Set exercise: Repeat every line of the listing below exactly, minus the pictures.

[start of Task input]

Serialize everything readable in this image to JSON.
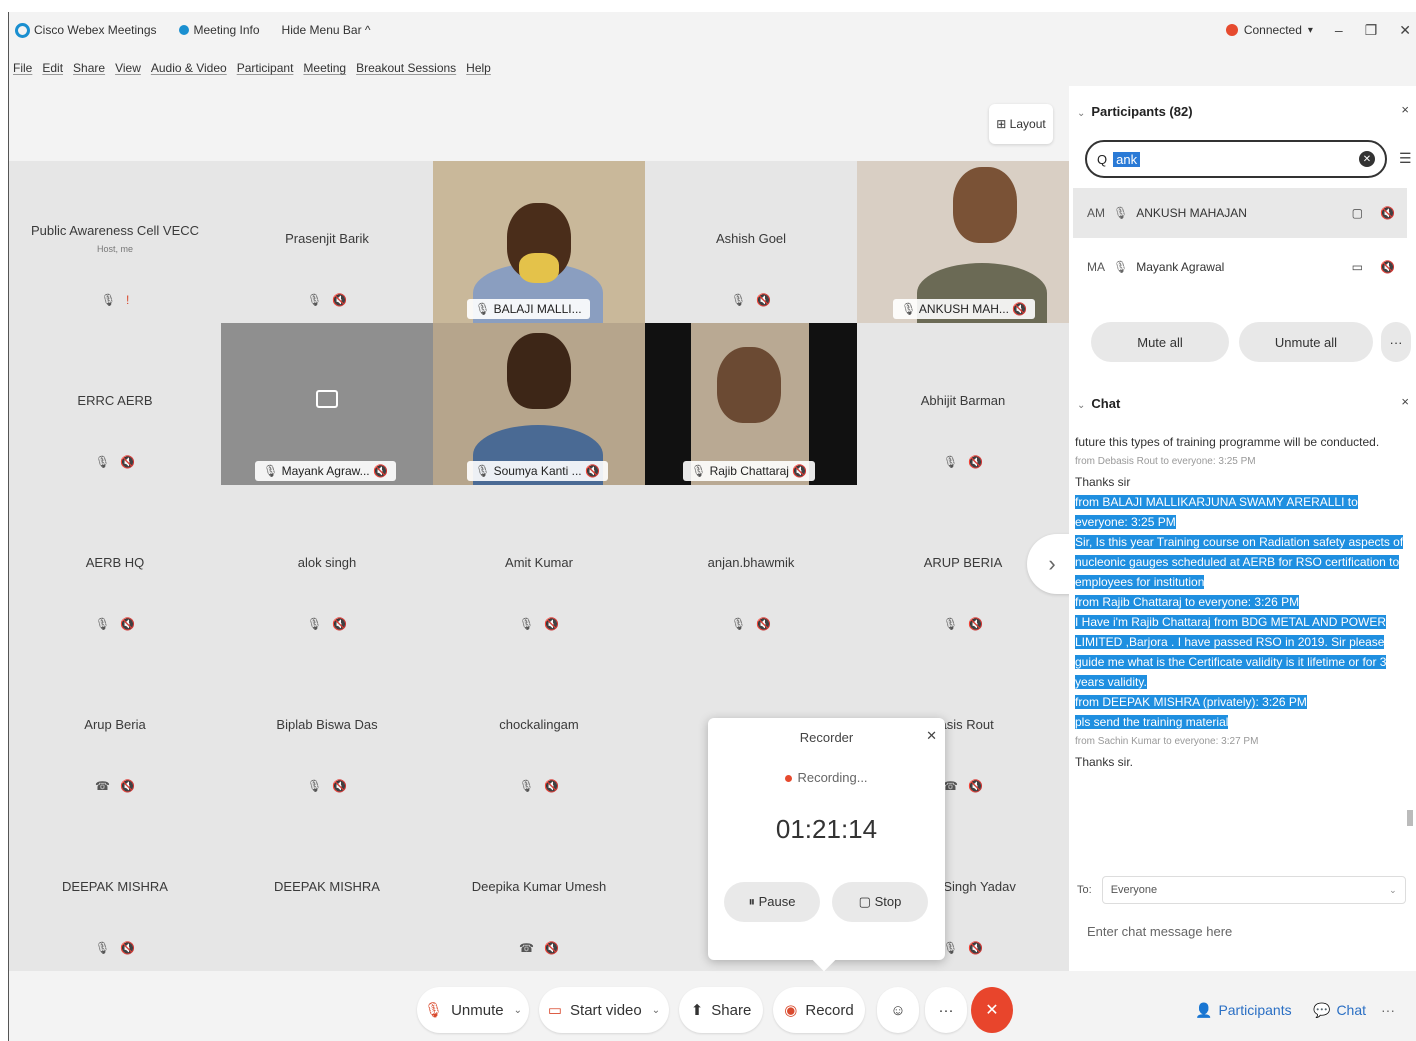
{
  "titlebar": {
    "app_name": "Cisco Webex Meetings",
    "meeting_info": "Meeting Info",
    "hide_menu": "Hide Menu Bar ^",
    "status": "Connected",
    "status_caret": "▾",
    "minimize": "–",
    "restore": "❐",
    "close": "✕"
  },
  "menu": [
    "File",
    "Edit",
    "Share",
    "View",
    "Audio & Video",
    "Participant",
    "Meeting",
    "Breakout Sessions",
    "Help"
  ],
  "layout_button": "⊞ Layout",
  "tiles": [
    {
      "name": "Public Awareness Cell VECC",
      "sub": "Host, me",
      "mic": "🎙",
      "mute": "!"
    },
    {
      "name": "Prasenjit Barik",
      "mic": "🎙",
      "mute": "🔇"
    },
    {
      "label": "BALAJI MALLI...",
      "mic": "🎙"
    },
    {
      "name": "Ashish Goel",
      "mic": "🎙",
      "mute": "🔇"
    },
    {
      "label": "ANKUSH MAH...",
      "mic": "🎙",
      "mute": "🔇"
    },
    {
      "name": "ERRC AERB",
      "mic": "🎙",
      "mute": "🔇"
    },
    {
      "label": "Mayank Agraw...",
      "mic": "🎙",
      "mute": "🔇"
    },
    {
      "label": "Soumya Kanti ...",
      "mic": "🎙",
      "mute": "🔇"
    },
    {
      "label": "Rajib Chattaraj",
      "mic": "🎙",
      "mute": "🔇"
    },
    {
      "name": "Abhijit Barman",
      "mic": "🎙",
      "mute": "🔇"
    },
    {
      "name": "AERB HQ",
      "mic": "🎙",
      "mute": "🔇"
    },
    {
      "name": "alok singh",
      "mic": "🎙",
      "mute": "🔇"
    },
    {
      "name": "Amit Kumar",
      "mic": "🎙",
      "mute": "🔇"
    },
    {
      "name": "anjan.bhawmik",
      "mic": "🎙",
      "mute": "🔇"
    },
    {
      "name": "ARUP BERIA",
      "mic": "🎙",
      "mute": "🔇"
    },
    {
      "name": "Arup Beria",
      "mic": "☎",
      "mute": "🔇"
    },
    {
      "name": "Biplab Biswa Das",
      "mic": "🎙",
      "mute": "🔇"
    },
    {
      "name": "chockalingam",
      "mic": "🎙",
      "mute": "🔇"
    },
    {
      "name": "",
      "mic": "",
      "mute": ""
    },
    {
      "name": "basis Rout",
      "mic": "☎",
      "mute": "🔇"
    },
    {
      "name": "DEEPAK MISHRA",
      "mic": "🎙",
      "mute": "🔇"
    },
    {
      "name": "DEEPAK MISHRA",
      "mic": "",
      "mute": ""
    },
    {
      "name": "Deepika Kumar Umesh",
      "mic": "☎",
      "mute": "🔇"
    },
    {
      "name": "",
      "mic": "",
      "mute": ""
    },
    {
      "name": "umar Singh Yadav",
      "mic": "🎙",
      "mute": "🔇"
    }
  ],
  "next_arrow": "›",
  "recorder": {
    "title": "Recorder",
    "close": "✕",
    "status": "Recording...",
    "time": "01:21:14",
    "pause": "⏸ Pause",
    "stop": "▢ Stop"
  },
  "toolbar": {
    "unmute": "Unmute",
    "unmute_icon": "🎙",
    "start_video": "Start video",
    "start_video_icon": "▭",
    "share": "Share",
    "share_icon": "⬆",
    "record": "Record",
    "record_icon": "◉",
    "reactions_icon": "☺",
    "more": "···",
    "end": "✕",
    "caret": "⌄"
  },
  "participants": {
    "header": "Participants (82)",
    "close": "×",
    "search_value": "ank",
    "search_icon": "Q",
    "clear_icon": "✕",
    "sort_icon": "☰",
    "rows": [
      {
        "initials": "AM",
        "name": "ANKUSH MAHAJAN",
        "cam": "▢",
        "mute": "🔇"
      },
      {
        "initials": "MA",
        "name": "Mayank Agrawal",
        "cam": "▭",
        "mute": "🔇"
      }
    ],
    "mute_all": "Mute all",
    "unmute_all": "Unmute all",
    "more": "···"
  },
  "chat": {
    "header": "Chat",
    "close": "×",
    "messages": [
      {
        "type": "text",
        "text": "future this types of training programme will be conducted."
      },
      {
        "type": "meta",
        "text": "from Debasis Rout to everyone:   3:25 PM"
      },
      {
        "type": "text",
        "text": "Thanks sir"
      },
      {
        "type": "hl",
        "text": "from BALAJI MALLIKARJUNA SWAMY ARERALLI to everyone:   3:25 PM"
      },
      {
        "type": "hl",
        "text": "Sir, Is this year Training course on Radiation safety aspects of nucleonic gauges scheduled at AERB for RSO certification to employees for institution"
      },
      {
        "type": "hl",
        "text": "from Rajib Chattaraj to everyone:   3:26 PM"
      },
      {
        "type": "hl",
        "text": "I Have i'm Rajib Chattaraj from BDG METAL AND POWER LIMITED ,Barjora . I have passed RSO in 2019. Sir please guide me what is the Certificate validity is it lifetime or for 3 years validity."
      },
      {
        "type": "hl",
        "text": "from DEEPAK MISHRA (privately):   3:26 PM"
      },
      {
        "type": "hl",
        "text": "pls send the training material"
      },
      {
        "type": "meta",
        "text": "from Sachin Kumar to everyone:   3:27 PM"
      },
      {
        "type": "text",
        "text": "Thanks sir."
      }
    ],
    "to_label": "To:",
    "to_value": "Everyone",
    "to_caret": "⌄",
    "input_placeholder": "Enter chat message here"
  },
  "bottom_right": {
    "participants": "Participants",
    "participants_icon": "👤",
    "chat": "Chat",
    "chat_icon": "💬",
    "more": "···"
  }
}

[end of Task input]

The output:
Serialize everything readable in this image to JSON.
{
  "titlebar": {
    "app_name": "Cisco Webex Meetings",
    "meeting_info": "Meeting Info",
    "hide_menu": "Hide Menu Bar ^",
    "status": "Connected",
    "status_caret": "▾",
    "minimize": "–",
    "restore": "❐",
    "close": "✕"
  },
  "menu": [
    "File",
    "Edit",
    "Share",
    "View",
    "Audio & Video",
    "Participant",
    "Meeting",
    "Breakout Sessions",
    "Help"
  ],
  "layout_button": "⊞ Layout",
  "tiles": [
    {
      "name": "Public Awareness Cell VECC",
      "sub": "Host, me",
      "mic": "🎙",
      "mute": "!"
    },
    {
      "name": "Prasenjit Barik",
      "mic": "🎙",
      "mute": "🔇"
    },
    {
      "label": "BALAJI MALLI...",
      "mic": "🎙"
    },
    {
      "name": "Ashish Goel",
      "mic": "🎙",
      "mute": "🔇"
    },
    {
      "label": "ANKUSH MAH...",
      "mic": "🎙",
      "mute": "🔇"
    },
    {
      "name": "ERRC AERB",
      "mic": "🎙",
      "mute": "🔇"
    },
    {
      "label": "Mayank Agraw...",
      "mic": "🎙",
      "mute": "🔇"
    },
    {
      "label": "Soumya Kanti ...",
      "mic": "🎙",
      "mute": "🔇"
    },
    {
      "label": "Rajib Chattaraj",
      "mic": "🎙",
      "mute": "🔇"
    },
    {
      "name": "Abhijit Barman",
      "mic": "🎙",
      "mute": "🔇"
    },
    {
      "name": "AERB HQ",
      "mic": "🎙",
      "mute": "🔇"
    },
    {
      "name": "alok singh",
      "mic": "🎙",
      "mute": "🔇"
    },
    {
      "name": "Amit Kumar",
      "mic": "🎙",
      "mute": "🔇"
    },
    {
      "name": "anjan.bhawmik",
      "mic": "🎙",
      "mute": "🔇"
    },
    {
      "name": "ARUP BERIA",
      "mic": "🎙",
      "mute": "🔇"
    },
    {
      "name": "Arup Beria",
      "mic": "☎",
      "mute": "🔇"
    },
    {
      "name": "Biplab Biswa Das",
      "mic": "🎙",
      "mute": "🔇"
    },
    {
      "name": "chockalingam",
      "mic": "🎙",
      "mute": "🔇"
    },
    {
      "name": "",
      "mic": "",
      "mute": ""
    },
    {
      "name": "basis Rout",
      "mic": "☎",
      "mute": "🔇"
    },
    {
      "name": "DEEPAK MISHRA",
      "mic": "🎙",
      "mute": "🔇"
    },
    {
      "name": "DEEPAK MISHRA",
      "mic": "",
      "mute": ""
    },
    {
      "name": "Deepika Kumar Umesh",
      "mic": "☎",
      "mute": "🔇"
    },
    {
      "name": "",
      "mic": "",
      "mute": ""
    },
    {
      "name": "umar Singh Yadav",
      "mic": "🎙",
      "mute": "🔇"
    }
  ],
  "next_arrow": "›",
  "recorder": {
    "title": "Recorder",
    "close": "✕",
    "status": "Recording...",
    "time": "01:21:14",
    "pause": "⏸ Pause",
    "stop": "▢ Stop"
  },
  "toolbar": {
    "unmute": "Unmute",
    "unmute_icon": "🎙",
    "start_video": "Start video",
    "start_video_icon": "▭",
    "share": "Share",
    "share_icon": "⬆",
    "record": "Record",
    "record_icon": "◉",
    "reactions_icon": "☺",
    "more": "···",
    "end": "✕",
    "caret": "⌄"
  },
  "participants": {
    "header": "Participants (82)",
    "close": "×",
    "search_value": "ank",
    "search_icon": "Q",
    "clear_icon": "✕",
    "sort_icon": "☰",
    "rows": [
      {
        "initials": "AM",
        "name": "ANKUSH MAHAJAN",
        "cam": "▢",
        "mute": "🔇"
      },
      {
        "initials": "MA",
        "name": "Mayank Agrawal",
        "cam": "▭",
        "mute": "🔇"
      }
    ],
    "mute_all": "Mute all",
    "unmute_all": "Unmute all",
    "more": "···"
  },
  "chat": {
    "header": "Chat",
    "close": "×",
    "messages": [
      {
        "type": "text",
        "text": "future this types of training programme will be conducted."
      },
      {
        "type": "meta",
        "text": "from Debasis Rout to everyone:   3:25 PM"
      },
      {
        "type": "text",
        "text": "Thanks sir"
      },
      {
        "type": "hl",
        "text": "from BALAJI MALLIKARJUNA SWAMY ARERALLI to everyone:   3:25 PM"
      },
      {
        "type": "hl",
        "text": "Sir, Is this year Training course on Radiation safety aspects of nucleonic gauges scheduled at AERB for RSO certification to employees for institution"
      },
      {
        "type": "hl",
        "text": "from Rajib Chattaraj to everyone:   3:26 PM"
      },
      {
        "type": "hl",
        "text": "I Have i'm Rajib Chattaraj from BDG METAL AND POWER LIMITED ,Barjora . I have passed RSO in 2019. Sir please guide me what is the Certificate validity is it lifetime or for 3 years validity."
      },
      {
        "type": "hl",
        "text": "from DEEPAK MISHRA (privately):   3:26 PM"
      },
      {
        "type": "hl",
        "text": "pls send the training material"
      },
      {
        "type": "meta",
        "text": "from Sachin Kumar to everyone:   3:27 PM"
      },
      {
        "type": "text",
        "text": "Thanks sir."
      }
    ],
    "to_label": "To:",
    "to_value": "Everyone",
    "to_caret": "⌄",
    "input_placeholder": "Enter chat message here"
  },
  "bottom_right": {
    "participants": "Participants",
    "participants_icon": "👤",
    "chat": "Chat",
    "chat_icon": "💬",
    "more": "···"
  }
}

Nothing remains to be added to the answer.